[START]

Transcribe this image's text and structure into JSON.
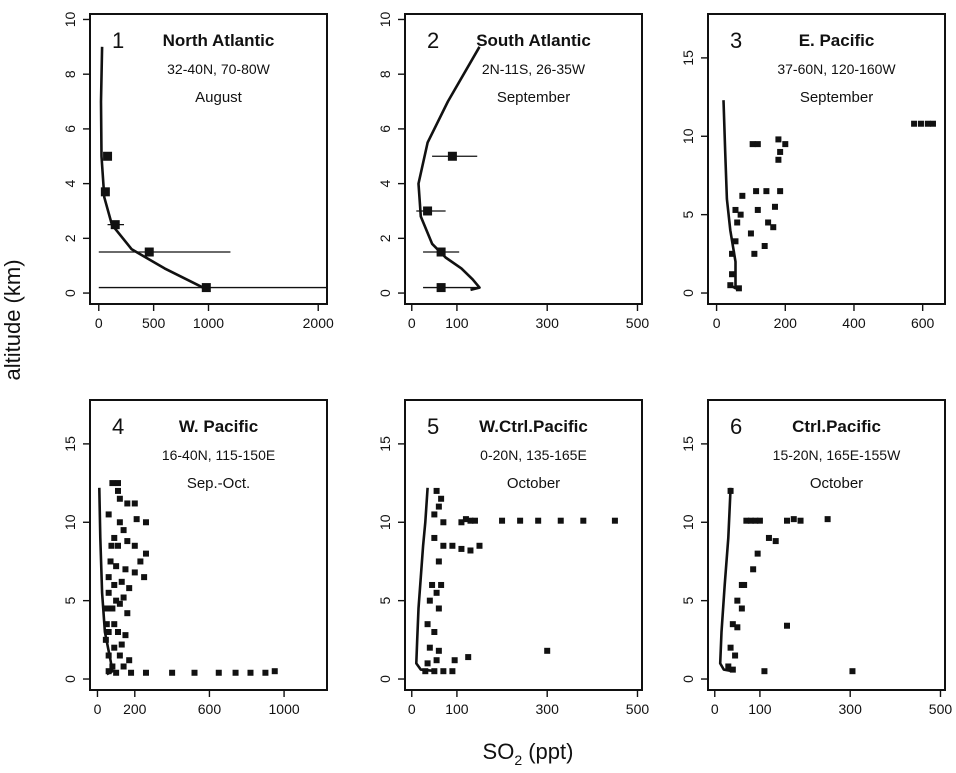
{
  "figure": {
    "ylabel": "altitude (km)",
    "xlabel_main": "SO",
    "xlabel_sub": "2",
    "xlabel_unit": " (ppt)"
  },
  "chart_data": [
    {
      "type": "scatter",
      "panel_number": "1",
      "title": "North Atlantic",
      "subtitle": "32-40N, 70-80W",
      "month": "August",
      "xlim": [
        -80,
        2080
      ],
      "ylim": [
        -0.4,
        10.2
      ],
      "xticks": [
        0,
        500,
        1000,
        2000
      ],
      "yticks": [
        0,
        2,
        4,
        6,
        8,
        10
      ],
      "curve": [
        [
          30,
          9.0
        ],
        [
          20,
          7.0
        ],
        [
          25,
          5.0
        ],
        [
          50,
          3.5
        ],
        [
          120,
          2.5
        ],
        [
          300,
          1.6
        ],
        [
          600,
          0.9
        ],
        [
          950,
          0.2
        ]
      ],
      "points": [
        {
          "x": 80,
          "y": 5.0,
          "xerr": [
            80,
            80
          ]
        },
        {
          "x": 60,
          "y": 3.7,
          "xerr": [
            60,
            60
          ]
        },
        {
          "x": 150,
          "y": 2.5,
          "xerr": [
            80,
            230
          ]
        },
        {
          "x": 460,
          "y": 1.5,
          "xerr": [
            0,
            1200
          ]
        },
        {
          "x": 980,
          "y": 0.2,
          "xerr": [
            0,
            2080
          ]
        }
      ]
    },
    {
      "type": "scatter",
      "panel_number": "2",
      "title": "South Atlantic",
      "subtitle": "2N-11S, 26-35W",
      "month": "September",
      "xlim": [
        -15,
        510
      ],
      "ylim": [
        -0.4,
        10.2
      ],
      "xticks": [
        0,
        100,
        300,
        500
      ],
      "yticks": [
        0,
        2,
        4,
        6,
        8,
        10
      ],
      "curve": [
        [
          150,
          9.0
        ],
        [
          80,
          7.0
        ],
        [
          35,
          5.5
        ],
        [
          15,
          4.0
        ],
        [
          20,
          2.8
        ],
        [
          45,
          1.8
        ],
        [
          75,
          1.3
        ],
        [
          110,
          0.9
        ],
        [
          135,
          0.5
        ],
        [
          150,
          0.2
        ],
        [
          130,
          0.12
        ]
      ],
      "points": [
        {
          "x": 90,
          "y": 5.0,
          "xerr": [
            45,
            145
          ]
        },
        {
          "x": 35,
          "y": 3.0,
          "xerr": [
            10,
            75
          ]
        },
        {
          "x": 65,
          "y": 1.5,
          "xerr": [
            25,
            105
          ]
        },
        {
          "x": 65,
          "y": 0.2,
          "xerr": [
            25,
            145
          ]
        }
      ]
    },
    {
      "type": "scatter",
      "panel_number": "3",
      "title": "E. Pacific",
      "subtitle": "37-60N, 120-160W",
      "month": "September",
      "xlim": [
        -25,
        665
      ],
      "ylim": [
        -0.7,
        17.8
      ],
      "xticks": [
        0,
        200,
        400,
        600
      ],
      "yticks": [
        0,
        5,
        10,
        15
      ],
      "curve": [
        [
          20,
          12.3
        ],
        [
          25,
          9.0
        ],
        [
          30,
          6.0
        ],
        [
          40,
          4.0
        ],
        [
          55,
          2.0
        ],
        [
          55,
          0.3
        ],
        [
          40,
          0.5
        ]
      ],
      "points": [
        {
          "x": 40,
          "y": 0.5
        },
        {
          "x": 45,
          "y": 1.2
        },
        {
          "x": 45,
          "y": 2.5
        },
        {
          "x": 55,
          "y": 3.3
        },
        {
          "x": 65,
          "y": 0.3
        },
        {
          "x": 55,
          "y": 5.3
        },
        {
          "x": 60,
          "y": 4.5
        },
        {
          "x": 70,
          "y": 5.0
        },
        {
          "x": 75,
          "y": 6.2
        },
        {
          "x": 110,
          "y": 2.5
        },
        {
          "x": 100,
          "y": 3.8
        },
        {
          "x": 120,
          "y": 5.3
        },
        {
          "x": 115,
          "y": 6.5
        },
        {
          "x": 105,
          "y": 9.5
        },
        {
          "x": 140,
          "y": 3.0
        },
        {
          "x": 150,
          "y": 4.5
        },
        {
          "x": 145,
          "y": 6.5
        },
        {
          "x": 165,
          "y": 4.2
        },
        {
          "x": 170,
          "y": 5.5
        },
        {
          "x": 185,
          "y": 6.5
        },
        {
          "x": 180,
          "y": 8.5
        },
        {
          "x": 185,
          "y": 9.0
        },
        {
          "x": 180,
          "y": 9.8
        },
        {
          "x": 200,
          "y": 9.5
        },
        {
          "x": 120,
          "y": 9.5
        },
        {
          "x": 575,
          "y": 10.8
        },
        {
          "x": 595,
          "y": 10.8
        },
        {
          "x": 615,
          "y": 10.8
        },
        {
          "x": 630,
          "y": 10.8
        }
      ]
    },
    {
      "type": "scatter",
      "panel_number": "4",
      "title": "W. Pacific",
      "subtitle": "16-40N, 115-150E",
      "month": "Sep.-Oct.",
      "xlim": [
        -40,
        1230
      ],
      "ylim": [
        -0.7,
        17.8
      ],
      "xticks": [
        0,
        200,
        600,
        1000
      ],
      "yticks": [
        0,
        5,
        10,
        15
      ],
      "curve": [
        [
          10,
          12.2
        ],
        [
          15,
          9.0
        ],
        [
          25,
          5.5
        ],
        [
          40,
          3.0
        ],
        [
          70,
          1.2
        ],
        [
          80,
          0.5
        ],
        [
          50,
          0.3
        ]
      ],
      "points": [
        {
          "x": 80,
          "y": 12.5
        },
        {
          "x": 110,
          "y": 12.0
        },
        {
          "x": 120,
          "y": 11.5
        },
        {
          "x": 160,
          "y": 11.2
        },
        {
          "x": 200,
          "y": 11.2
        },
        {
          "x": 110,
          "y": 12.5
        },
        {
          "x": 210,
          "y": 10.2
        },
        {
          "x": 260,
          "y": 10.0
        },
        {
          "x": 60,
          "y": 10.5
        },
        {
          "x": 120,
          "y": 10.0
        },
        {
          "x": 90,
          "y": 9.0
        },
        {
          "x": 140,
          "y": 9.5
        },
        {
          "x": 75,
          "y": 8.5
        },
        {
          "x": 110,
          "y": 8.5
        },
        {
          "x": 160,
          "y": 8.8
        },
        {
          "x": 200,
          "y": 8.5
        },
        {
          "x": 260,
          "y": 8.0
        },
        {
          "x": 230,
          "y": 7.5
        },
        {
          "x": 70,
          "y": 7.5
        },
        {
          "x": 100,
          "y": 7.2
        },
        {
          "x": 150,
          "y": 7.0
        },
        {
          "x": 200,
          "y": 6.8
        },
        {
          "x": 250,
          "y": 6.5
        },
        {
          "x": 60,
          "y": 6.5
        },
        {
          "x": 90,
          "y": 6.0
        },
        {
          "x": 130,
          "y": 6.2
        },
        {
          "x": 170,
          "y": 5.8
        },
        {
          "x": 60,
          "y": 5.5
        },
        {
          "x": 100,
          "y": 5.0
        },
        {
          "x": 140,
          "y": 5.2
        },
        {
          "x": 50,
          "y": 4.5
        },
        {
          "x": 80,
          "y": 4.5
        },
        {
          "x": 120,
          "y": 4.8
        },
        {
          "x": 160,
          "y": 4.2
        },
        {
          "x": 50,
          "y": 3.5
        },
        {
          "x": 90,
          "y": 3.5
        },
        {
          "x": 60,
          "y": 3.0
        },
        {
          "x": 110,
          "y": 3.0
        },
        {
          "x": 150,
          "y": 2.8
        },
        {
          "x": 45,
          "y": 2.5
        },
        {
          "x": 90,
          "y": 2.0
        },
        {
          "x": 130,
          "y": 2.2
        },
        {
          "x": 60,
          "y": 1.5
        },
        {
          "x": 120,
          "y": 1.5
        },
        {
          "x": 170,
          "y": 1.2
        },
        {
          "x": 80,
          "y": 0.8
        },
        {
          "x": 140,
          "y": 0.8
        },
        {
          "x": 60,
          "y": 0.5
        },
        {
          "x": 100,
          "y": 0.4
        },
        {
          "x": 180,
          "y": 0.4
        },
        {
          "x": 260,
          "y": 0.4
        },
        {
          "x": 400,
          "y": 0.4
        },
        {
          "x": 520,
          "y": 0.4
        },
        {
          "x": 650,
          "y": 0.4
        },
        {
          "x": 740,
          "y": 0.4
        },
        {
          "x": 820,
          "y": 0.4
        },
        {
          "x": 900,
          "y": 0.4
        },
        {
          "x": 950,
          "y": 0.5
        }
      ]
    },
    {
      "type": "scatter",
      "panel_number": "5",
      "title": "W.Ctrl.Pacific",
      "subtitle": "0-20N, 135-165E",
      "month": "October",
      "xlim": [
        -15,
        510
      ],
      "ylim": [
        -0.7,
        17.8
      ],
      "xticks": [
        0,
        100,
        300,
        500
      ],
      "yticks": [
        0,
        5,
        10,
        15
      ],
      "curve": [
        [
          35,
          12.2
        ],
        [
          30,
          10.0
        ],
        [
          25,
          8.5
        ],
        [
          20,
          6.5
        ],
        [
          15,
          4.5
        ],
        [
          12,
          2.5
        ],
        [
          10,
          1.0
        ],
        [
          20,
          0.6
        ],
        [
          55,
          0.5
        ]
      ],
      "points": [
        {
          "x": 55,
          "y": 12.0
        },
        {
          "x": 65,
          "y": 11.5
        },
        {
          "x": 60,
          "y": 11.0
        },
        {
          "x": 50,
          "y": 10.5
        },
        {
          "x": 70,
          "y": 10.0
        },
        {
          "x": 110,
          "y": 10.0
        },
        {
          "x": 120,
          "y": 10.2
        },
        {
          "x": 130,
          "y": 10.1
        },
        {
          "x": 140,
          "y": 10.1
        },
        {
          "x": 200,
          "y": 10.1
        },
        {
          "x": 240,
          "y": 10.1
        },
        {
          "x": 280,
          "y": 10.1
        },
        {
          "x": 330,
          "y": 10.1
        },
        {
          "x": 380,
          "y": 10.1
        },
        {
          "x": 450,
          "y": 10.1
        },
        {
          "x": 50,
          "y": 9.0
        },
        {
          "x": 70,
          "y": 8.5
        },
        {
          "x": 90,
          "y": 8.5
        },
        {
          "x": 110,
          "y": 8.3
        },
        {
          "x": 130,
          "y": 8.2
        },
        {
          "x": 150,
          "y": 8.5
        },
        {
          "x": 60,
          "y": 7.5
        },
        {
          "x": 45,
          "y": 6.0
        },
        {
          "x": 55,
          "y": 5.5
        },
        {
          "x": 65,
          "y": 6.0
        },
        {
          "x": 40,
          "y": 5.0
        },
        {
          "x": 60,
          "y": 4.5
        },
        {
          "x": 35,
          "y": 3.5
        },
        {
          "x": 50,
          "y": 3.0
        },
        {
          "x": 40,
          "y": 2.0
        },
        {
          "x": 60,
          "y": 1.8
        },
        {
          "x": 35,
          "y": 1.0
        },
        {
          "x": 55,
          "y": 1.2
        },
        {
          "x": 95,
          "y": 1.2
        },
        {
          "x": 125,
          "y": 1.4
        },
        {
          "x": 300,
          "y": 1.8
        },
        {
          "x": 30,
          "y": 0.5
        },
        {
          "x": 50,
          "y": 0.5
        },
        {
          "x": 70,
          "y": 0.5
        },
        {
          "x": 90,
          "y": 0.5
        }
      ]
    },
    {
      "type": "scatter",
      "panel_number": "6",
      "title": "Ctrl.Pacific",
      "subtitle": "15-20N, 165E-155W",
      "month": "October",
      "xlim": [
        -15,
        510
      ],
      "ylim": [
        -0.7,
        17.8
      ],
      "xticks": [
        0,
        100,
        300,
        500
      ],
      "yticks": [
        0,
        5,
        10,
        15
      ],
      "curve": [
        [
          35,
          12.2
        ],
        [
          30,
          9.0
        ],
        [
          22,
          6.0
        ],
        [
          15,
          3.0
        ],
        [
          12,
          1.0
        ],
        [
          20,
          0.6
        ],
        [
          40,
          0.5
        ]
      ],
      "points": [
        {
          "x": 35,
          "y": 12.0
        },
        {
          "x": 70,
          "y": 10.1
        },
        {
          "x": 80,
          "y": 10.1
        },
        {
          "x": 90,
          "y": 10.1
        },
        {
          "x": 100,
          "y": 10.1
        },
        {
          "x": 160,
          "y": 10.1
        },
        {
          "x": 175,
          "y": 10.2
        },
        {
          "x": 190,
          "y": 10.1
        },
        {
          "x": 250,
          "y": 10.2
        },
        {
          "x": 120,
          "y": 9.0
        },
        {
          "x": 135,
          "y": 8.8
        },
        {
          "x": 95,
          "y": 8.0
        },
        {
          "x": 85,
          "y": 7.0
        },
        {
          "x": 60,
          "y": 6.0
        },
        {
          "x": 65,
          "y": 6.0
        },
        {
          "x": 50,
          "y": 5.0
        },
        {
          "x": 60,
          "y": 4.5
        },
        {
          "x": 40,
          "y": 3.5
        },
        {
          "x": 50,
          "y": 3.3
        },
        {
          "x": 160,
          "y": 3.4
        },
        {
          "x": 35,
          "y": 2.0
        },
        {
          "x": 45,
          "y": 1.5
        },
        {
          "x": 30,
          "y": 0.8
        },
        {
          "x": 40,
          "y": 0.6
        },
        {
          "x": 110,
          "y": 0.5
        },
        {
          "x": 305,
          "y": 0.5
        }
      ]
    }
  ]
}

[END]
[START]

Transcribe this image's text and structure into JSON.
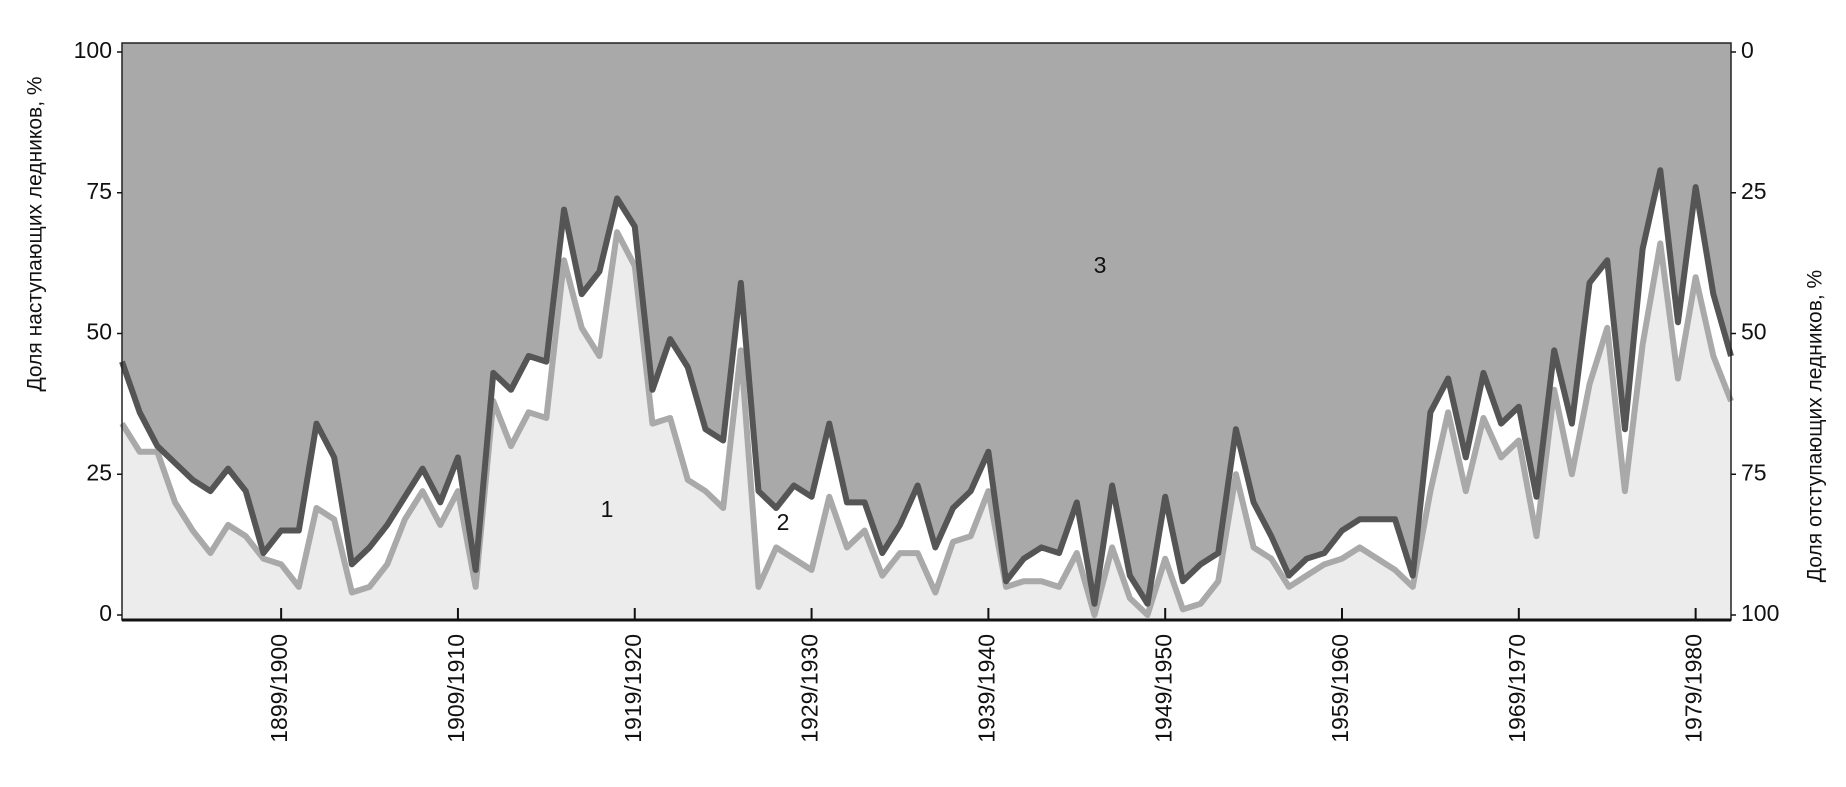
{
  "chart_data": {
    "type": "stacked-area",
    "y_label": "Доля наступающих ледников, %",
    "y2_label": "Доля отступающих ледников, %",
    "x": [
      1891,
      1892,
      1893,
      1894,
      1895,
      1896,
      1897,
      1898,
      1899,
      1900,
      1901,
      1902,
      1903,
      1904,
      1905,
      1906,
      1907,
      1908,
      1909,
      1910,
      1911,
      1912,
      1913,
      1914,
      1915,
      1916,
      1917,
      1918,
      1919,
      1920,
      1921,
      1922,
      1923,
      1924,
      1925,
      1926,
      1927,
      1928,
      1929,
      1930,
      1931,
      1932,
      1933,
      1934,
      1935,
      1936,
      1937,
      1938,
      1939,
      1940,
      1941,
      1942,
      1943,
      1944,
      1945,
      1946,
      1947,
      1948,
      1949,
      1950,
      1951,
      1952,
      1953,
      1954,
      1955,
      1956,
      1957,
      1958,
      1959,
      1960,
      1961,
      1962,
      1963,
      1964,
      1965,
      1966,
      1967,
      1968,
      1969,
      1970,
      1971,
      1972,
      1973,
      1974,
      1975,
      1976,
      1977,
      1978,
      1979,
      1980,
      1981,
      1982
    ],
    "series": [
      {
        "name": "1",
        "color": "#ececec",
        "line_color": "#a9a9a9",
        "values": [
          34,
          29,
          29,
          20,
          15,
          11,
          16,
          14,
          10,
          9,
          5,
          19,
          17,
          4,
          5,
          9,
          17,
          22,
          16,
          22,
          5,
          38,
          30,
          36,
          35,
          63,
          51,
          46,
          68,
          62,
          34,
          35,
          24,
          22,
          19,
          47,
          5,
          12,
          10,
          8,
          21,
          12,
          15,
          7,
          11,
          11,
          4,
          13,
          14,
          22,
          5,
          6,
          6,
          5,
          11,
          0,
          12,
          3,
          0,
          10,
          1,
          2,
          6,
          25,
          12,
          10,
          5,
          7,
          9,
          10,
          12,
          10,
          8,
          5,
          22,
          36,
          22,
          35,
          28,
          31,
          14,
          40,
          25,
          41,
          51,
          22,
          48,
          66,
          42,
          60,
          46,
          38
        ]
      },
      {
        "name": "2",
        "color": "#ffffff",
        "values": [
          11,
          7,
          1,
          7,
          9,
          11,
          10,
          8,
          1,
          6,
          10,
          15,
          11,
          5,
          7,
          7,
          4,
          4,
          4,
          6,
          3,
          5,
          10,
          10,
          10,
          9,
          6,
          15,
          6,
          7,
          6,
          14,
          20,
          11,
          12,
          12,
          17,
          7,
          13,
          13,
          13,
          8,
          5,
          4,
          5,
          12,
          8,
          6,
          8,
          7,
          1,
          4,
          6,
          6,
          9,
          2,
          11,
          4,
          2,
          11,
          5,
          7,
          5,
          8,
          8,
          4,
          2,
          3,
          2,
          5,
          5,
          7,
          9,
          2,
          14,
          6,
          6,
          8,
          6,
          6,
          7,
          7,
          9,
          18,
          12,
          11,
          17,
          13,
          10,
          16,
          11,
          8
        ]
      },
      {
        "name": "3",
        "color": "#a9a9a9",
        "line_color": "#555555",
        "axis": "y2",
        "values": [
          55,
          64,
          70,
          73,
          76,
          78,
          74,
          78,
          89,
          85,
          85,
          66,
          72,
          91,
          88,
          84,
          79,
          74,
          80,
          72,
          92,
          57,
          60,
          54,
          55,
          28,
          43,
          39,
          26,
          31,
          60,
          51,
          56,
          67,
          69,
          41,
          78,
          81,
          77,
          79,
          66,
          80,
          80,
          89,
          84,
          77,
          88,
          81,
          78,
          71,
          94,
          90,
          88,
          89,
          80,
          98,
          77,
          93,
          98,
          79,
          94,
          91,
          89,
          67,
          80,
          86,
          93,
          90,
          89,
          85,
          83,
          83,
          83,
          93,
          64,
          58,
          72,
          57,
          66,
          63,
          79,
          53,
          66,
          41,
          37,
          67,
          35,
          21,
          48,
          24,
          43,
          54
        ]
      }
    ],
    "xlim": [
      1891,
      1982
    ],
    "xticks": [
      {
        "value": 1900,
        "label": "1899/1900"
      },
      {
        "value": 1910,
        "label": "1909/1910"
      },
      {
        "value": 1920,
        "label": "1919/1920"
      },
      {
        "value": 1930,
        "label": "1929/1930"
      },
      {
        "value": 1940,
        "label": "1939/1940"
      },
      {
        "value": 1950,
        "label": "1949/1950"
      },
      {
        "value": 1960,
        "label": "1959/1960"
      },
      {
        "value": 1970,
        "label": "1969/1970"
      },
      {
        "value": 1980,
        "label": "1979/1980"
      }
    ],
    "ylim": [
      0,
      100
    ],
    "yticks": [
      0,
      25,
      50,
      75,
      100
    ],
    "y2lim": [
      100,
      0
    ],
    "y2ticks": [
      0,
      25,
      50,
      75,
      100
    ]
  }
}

[END]

# Job
Count how many lines of the material hold the string "Доля". Give the number and nothing more.

# Right answer
2